AIM OF THE EXERCISE: Can you transcribe every entry word for word, skipping the images?

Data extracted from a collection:

+ + + +

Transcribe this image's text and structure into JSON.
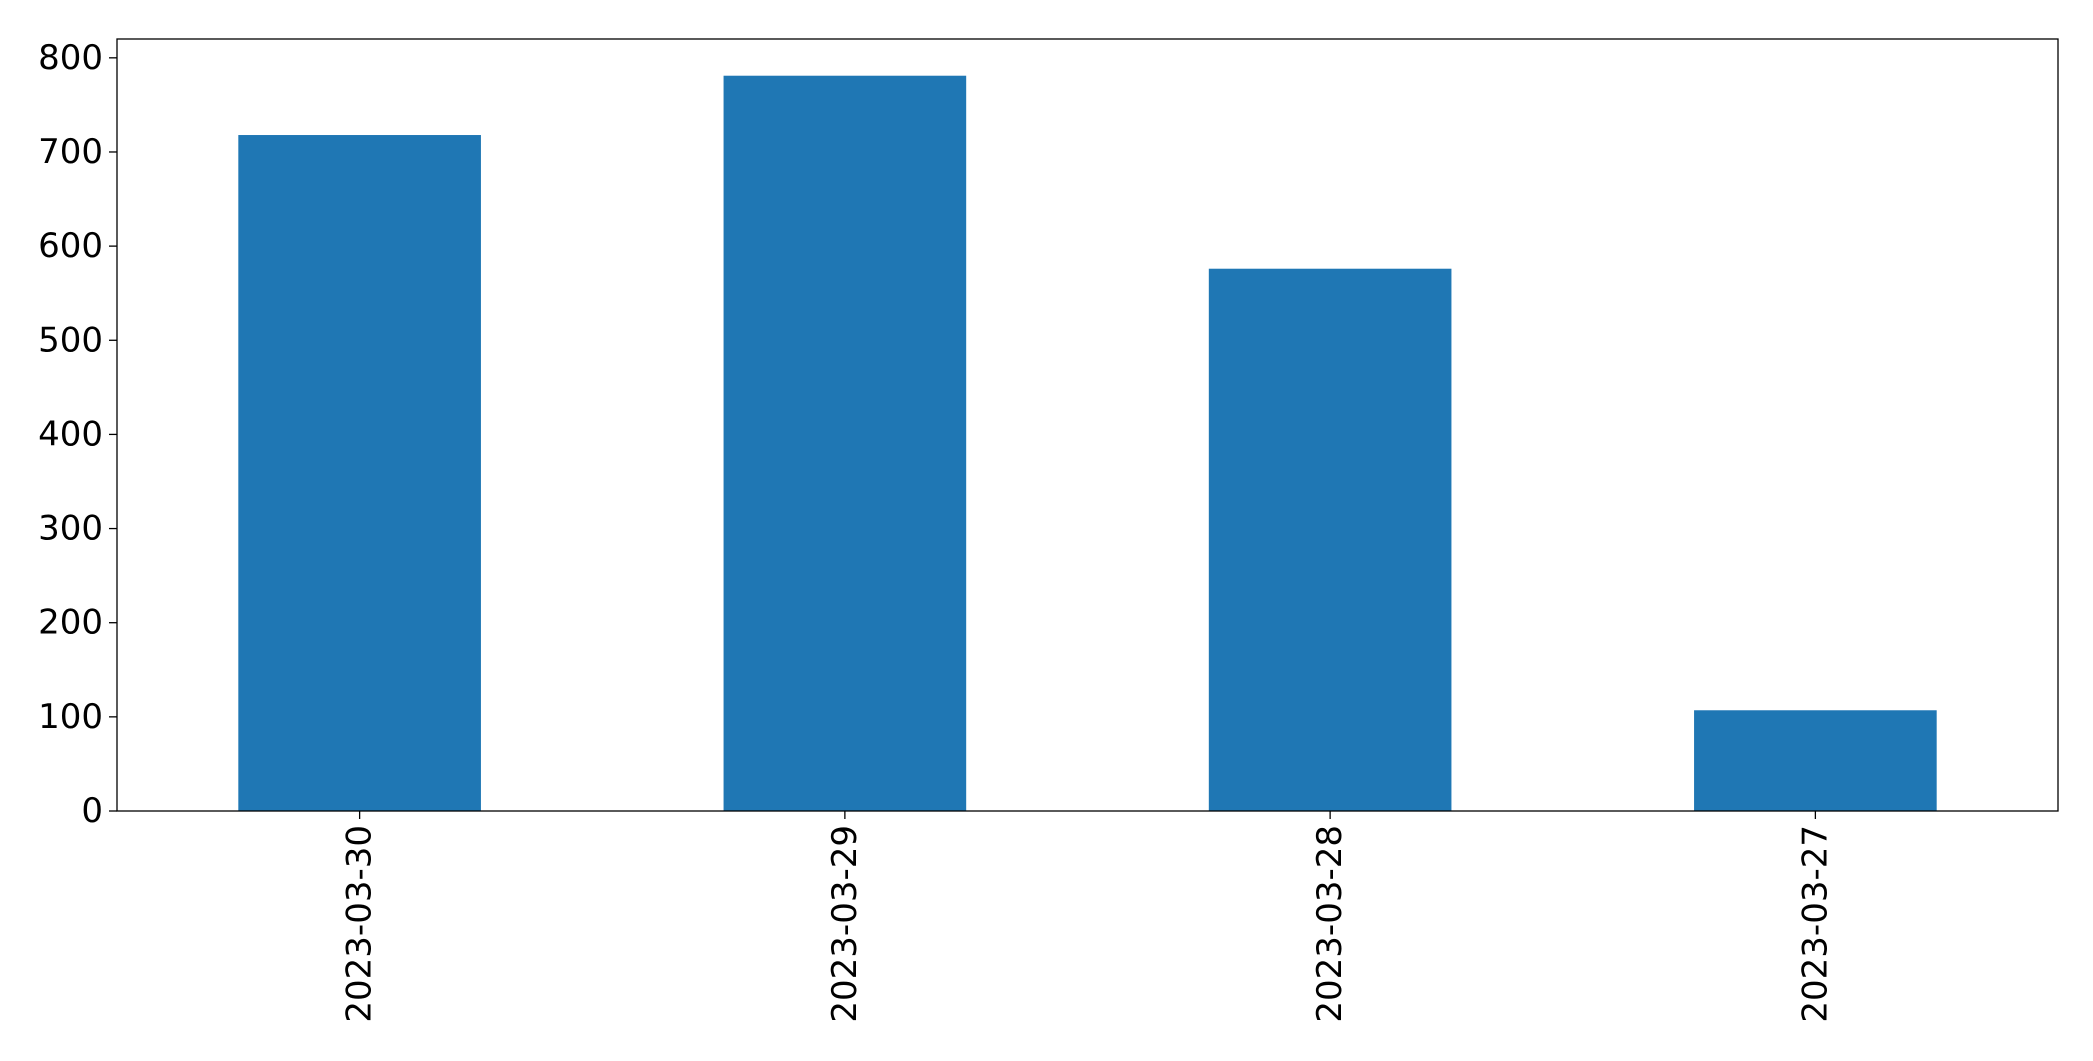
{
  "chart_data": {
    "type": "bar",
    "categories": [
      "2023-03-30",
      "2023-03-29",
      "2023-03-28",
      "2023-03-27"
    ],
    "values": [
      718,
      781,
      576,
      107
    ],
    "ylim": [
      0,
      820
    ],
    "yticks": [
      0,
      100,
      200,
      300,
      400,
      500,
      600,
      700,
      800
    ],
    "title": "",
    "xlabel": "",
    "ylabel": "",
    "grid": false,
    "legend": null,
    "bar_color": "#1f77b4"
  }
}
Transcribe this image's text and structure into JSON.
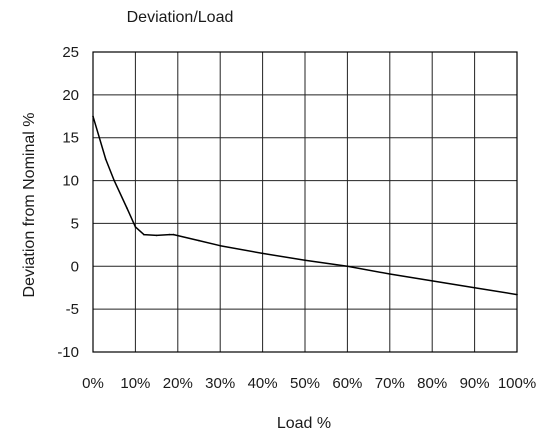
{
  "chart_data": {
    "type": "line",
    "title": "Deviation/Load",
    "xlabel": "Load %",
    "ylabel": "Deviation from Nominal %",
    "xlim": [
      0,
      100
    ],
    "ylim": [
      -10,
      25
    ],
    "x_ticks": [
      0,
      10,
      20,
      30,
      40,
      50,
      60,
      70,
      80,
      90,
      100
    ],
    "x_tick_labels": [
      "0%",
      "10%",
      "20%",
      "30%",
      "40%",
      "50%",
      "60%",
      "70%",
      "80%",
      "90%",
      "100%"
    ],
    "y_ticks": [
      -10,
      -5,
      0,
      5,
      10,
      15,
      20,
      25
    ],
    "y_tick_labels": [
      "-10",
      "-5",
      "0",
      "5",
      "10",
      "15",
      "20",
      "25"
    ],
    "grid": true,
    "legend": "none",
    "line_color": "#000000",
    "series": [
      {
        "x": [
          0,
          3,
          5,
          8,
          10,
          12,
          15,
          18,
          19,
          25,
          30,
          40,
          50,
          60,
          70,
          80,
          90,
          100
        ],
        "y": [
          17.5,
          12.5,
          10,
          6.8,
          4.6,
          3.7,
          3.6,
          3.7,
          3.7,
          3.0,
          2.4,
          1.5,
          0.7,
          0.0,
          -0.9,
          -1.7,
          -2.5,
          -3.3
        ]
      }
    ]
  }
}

+ + + +

THE ANSWER:
Transcribe this image's text and structure into JSON.
{
  "chart_data": {
    "type": "bar",
    "categories": [
      "2023-03-30",
      "2023-03-29",
      "2023-03-28",
      "2023-03-27"
    ],
    "values": [
      718,
      781,
      576,
      107
    ],
    "ylim": [
      0,
      820
    ],
    "yticks": [
      0,
      100,
      200,
      300,
      400,
      500,
      600,
      700,
      800
    ],
    "title": "",
    "xlabel": "",
    "ylabel": "",
    "grid": false,
    "legend": null,
    "bar_color": "#1f77b4"
  }
}
Transcribe this image's text and structure into JSON.
{
  "chart_data": {
    "type": "line",
    "title": "Deviation/Load",
    "xlabel": "Load %",
    "ylabel": "Deviation from Nominal %",
    "xlim": [
      0,
      100
    ],
    "ylim": [
      -10,
      25
    ],
    "x_ticks": [
      0,
      10,
      20,
      30,
      40,
      50,
      60,
      70,
      80,
      90,
      100
    ],
    "x_tick_labels": [
      "0%",
      "10%",
      "20%",
      "30%",
      "40%",
      "50%",
      "60%",
      "70%",
      "80%",
      "90%",
      "100%"
    ],
    "y_ticks": [
      -10,
      -5,
      0,
      5,
      10,
      15,
      20,
      25
    ],
    "y_tick_labels": [
      "-10",
      "-5",
      "0",
      "5",
      "10",
      "15",
      "20",
      "25"
    ],
    "grid": true,
    "legend": "none",
    "line_color": "#000000",
    "series": [
      {
        "x": [
          0,
          3,
          5,
          8,
          10,
          12,
          15,
          18,
          19,
          25,
          30,
          40,
          50,
          60,
          70,
          80,
          90,
          100
        ],
        "y": [
          17.5,
          12.5,
          10,
          6.8,
          4.6,
          3.7,
          3.6,
          3.7,
          3.7,
          3.0,
          2.4,
          1.5,
          0.7,
          0.0,
          -0.9,
          -1.7,
          -2.5,
          -3.3
        ]
      }
    ]
  }
}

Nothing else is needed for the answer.